• _Stated exercise_
Your task is to output the entries below word for word.
"""
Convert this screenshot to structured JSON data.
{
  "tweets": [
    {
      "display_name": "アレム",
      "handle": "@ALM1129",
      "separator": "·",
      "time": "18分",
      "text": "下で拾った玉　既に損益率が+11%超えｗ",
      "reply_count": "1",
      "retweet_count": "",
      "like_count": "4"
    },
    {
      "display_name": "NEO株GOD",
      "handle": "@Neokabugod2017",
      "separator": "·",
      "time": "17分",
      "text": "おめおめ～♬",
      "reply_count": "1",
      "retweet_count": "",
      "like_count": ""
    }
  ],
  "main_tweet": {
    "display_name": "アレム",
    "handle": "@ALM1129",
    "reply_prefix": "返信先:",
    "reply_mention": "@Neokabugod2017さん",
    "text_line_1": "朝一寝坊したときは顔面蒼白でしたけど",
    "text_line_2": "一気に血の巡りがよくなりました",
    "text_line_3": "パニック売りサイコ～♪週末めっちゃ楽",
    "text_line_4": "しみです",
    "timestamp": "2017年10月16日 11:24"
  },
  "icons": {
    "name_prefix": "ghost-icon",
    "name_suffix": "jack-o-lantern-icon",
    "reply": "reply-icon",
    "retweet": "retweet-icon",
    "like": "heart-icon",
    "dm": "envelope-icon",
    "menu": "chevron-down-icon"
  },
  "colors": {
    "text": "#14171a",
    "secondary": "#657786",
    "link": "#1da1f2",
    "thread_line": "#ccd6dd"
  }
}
"""
• _Answer to the task_
Convert this screenshot to structured JSON data.
{
  "tweets": [
    {
      "display_name": "アレム",
      "handle": "@ALM1129",
      "separator": "·",
      "time": "18分",
      "text": "下で拾った玉　既に損益率が+11%超えｗ",
      "reply_count": "1",
      "retweet_count": "",
      "like_count": "4"
    },
    {
      "display_name": "NEO株GOD",
      "handle": "@Neokabugod2017",
      "separator": "·",
      "time": "17分",
      "text": "おめおめ～♬",
      "reply_count": "1",
      "retweet_count": "",
      "like_count": ""
    }
  ],
  "main_tweet": {
    "display_name": "アレム",
    "handle": "@ALM1129",
    "reply_prefix": "返信先:",
    "reply_mention": "@Neokabugod2017さん",
    "text_line_1": "朝一寝坊したときは顔面蒼白でしたけど",
    "text_line_2": "一気に血の巡りがよくなりました",
    "text_line_3": "パニック売りサイコ～♪週末めっちゃ楽",
    "text_line_4": "しみです",
    "timestamp": "2017年10月16日 11:24"
  },
  "icons": {
    "name_prefix": "ghost-icon",
    "name_suffix": "jack-o-lantern-icon",
    "reply": "reply-icon",
    "retweet": "retweet-icon",
    "like": "heart-icon",
    "dm": "envelope-icon",
    "menu": "chevron-down-icon"
  },
  "colors": {
    "text": "#14171a",
    "secondary": "#657786",
    "link": "#1da1f2",
    "thread_line": "#ccd6dd"
  }
}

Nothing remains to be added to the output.